*What to produce:* Write out the entries below once more, exactly, with the pictures left out.

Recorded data
--------------------------------------------------

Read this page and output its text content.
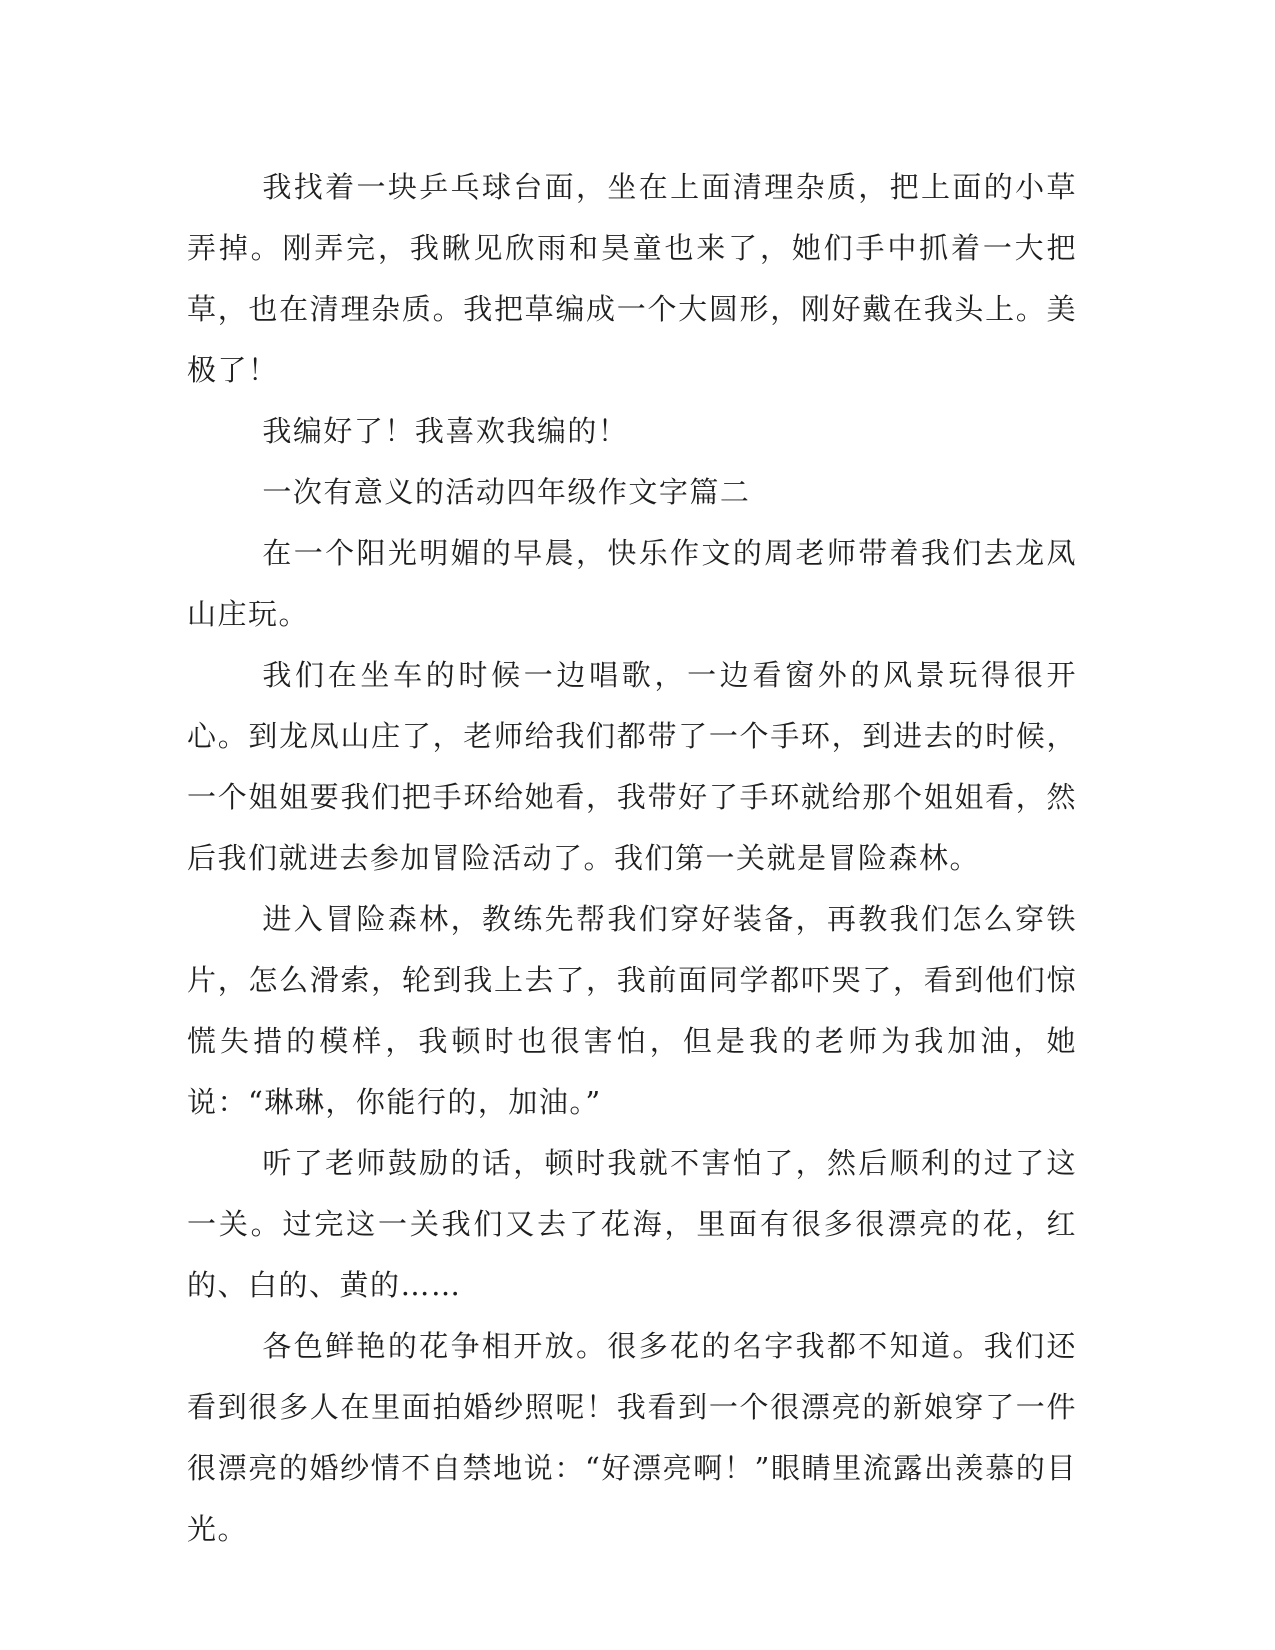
我找着一块乒乓球台面，坐在上面清理杂质，把上面的小草弄掉。刚弄完，我瞅见欣雨和昊童也来了，她们手中抓着一大把草，也在清理杂质。我把草编成一个大圆形，刚好戴在我头上。美极了！

我编好了！我喜欢我编的！

一次有意义的活动四年级作文字篇二

在一个阳光明媚的早晨，快乐作文的周老师带着我们去龙凤山庄玩。

我们在坐车的时候一边唱歌，一边看窗外的风景玩得很开心。到龙凤山庄了，老师给我们都带了一个手环，到进去的时候，一个姐姐要我们把手环给她看，我带好了手环就给那个姐姐看，然后我们就进去参加冒险活动了。我们第一关就是冒险森林。

进入冒险森林，教练先帮我们穿好装备，再教我们怎么穿铁片，怎么滑索，轮到我上去了，我前面同学都吓哭了，看到他们惊慌失措的模样，我顿时也很害怕，但是我的老师为我加油，她说：“琳琳，你能行的，加油。”

听了老师鼓励的话，顿时我就不害怕了，然后顺利的过了这一关。过完这一关我们又去了花海，里面有很多很漂亮的花，红的、白的、黄的……

各色鲜艳的花争相开放。很多花的名字我都不知道。我们还看到很多人在里面拍婚纱照呢！我看到一个很漂亮的新娘穿了一件很漂亮的婚纱情不自禁地说：“好漂亮啊！”眼睛里流露出羡慕的目光。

--------------------------------------------------

*The response:*
Read this page and output its text content.
我找着一块乒乓球台面，坐在上面清理杂质，把上面的小草弄掉。刚弄完，我瞅见欣雨和昊童也来了，她们手中抓着一大把草，也在清理杂质。我把草编成一个大圆形，刚好戴在我头上。美极了！

我编好了！我喜欢我编的！

一次有意义的活动四年级作文字篇二

在一个阳光明媚的早晨，快乐作文的周老师带着我们去龙凤山庄玩。

我们在坐车的时候一边唱歌，一边看窗外的风景玩得很开心。到龙凤山庄了，老师给我们都带了一个手环，到进去的时候，一个姐姐要我们把手环给她看，我带好了手环就给那个姐姐看，然后我们就进去参加冒险活动了。我们第一关就是冒险森林。

进入冒险森林，教练先帮我们穿好装备，再教我们怎么穿铁片，怎么滑索，轮到我上去了，我前面同学都吓哭了，看到他们惊慌失措的模样，我顿时也很害怕，但是我的老师为我加油，她说：“琳琳，你能行的，加油。”

听了老师鼓励的话，顿时我就不害怕了，然后顺利的过了这一关。过完这一关我们又去了花海，里面有很多很漂亮的花，红的、白的、黄的……

各色鲜艳的花争相开放。很多花的名字我都不知道。我们还看到很多人在里面拍婚纱照呢！我看到一个很漂亮的新娘穿了一件很漂亮的婚纱情不自禁地说：“好漂亮啊！”眼睛里流露出羡慕的目光。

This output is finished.